Source passage
****************
If you find this work interesting please cite

@inproceedings{wang2023learning,
  title={Learning Conditional Attributes for Compositional Zero-Shot Learning},
  author={Qingsheng Wang, Lingqiao Liu, Chenchen Jing, Hao Chen, Guoqiang Liang, Peng Wang, Chunhua Shen},
  booktitle={CVPR},
  year={2023}
}

All code was implemented using Python 3.10 and Pytorch 1.12 on Ubuntu.

1. Data Preparation

UT-Zappos50K: http://vision.cs.utexas.edu/projects/finegrained/utzap50k/ut-zap50k-images.zip

MIT-States: http://wednesday.csail.mit.edu/joseph_result/state_and_transformation/release_dataset.zip

C-GQA: https://s3.mlcloud.uni-tuebingen.de/czsl/cgqa-updated.zip

  1. Download datasets UT-Zappos50K, MIT-States, and C-GQA and unzip them into a dataset folder, e.g., /home/XXX/datasets. Rename the dataset folder names as ut-zap50k, mit-states, and cgqa.

  2. Download data splits for UT-Zappos50K and MIT-States at https://www.senthilpurushwalkam.com/publication/compositional/compositional_split_natural.tar.gz

  3. We provide the resnet18 feature vectors for all three datasets:

    Google Drive: https://drive.google.com/drive/folders/1IGXPMRossFuVxIeWzvKRXrczXDNhHG1F?usp=sharing

    Baidu Netdisk: https://pan.baidu.com/s/1mnjegQm6x6_Ms9AhoycLFg?pwd=bmic

    Place the "resnet18_feature_vectors.t7" into each of the dataset main path.

  4. Unzip the downloaded file compositional_split_natural.tar.gz and place the sub-folders mit-states and ut-zap50k into the corresponding dataset folder. Note that the cgqa dataset zip file contains its own data split.
****************
Entries supplied
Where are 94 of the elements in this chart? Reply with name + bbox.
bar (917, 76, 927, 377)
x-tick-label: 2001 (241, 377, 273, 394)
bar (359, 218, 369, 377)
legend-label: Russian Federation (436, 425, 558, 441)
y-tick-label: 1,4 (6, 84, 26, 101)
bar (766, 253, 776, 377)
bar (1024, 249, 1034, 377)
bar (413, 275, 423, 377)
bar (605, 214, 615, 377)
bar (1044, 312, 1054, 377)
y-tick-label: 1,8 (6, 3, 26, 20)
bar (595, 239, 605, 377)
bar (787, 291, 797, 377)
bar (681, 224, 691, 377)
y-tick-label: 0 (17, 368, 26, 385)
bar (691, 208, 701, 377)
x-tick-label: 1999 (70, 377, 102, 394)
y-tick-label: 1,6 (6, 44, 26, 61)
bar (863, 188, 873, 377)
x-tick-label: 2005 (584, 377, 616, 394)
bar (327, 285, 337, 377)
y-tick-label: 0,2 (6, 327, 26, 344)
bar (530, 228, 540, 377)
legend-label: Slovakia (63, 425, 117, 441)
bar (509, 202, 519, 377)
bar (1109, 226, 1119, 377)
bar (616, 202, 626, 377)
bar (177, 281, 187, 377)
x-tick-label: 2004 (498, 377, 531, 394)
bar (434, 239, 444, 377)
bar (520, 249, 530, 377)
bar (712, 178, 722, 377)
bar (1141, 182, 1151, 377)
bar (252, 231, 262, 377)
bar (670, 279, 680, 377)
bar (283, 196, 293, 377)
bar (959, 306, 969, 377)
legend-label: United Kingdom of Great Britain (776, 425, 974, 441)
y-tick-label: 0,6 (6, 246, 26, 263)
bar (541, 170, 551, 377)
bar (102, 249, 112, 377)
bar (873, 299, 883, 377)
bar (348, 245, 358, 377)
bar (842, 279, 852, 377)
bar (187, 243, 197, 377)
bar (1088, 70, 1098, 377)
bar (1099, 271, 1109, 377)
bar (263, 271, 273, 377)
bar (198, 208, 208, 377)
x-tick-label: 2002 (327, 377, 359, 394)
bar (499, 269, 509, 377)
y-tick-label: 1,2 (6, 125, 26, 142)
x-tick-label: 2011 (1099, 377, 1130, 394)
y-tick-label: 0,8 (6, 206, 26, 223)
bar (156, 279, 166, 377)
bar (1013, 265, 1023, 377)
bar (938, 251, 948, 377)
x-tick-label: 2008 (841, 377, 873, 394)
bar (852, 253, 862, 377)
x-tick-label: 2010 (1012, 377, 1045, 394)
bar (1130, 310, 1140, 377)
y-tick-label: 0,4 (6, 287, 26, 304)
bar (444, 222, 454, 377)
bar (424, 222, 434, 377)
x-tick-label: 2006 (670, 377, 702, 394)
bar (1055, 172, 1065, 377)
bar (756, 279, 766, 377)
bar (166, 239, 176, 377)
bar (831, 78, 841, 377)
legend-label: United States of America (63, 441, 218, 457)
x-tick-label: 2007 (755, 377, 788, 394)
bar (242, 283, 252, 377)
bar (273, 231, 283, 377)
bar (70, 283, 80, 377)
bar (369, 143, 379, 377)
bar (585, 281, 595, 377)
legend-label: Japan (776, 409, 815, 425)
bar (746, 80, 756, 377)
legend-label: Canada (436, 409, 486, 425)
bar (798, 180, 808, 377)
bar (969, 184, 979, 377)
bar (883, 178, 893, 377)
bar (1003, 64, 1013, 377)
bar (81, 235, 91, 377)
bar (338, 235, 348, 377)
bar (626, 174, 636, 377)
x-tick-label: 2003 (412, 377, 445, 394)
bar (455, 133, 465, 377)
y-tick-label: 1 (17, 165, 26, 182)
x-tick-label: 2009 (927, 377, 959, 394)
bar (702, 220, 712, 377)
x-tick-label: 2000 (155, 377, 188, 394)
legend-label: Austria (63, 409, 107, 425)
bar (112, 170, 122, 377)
****************
Instructions to follow
From the setup notes for the compositional zero-shot learning code, return the text between "1. Data Preparation" and "mit-states, and cgqa.", inclusive.

Solution to this task
1. Data Preparation

UT-Zappos50K: http://vision.cs.utexas.edu/projects/finegrained/utzap50k/ut-zap50k-images.zip

MIT-States: http://wednesday.csail.mit.edu/joseph_result/state_and_transformation/release_dataset.zip

C-GQA: https://s3.mlcloud.uni-tuebingen.de/czsl/cgqa-updated.zip

  1. Download datasets UT-Zappos50K, MIT-States, and C-GQA and unzip them into a dataset folder, e.g., /home/XXX/datasets. Rename the dataset folder names as ut-zap50k, mit-states, and cgqa.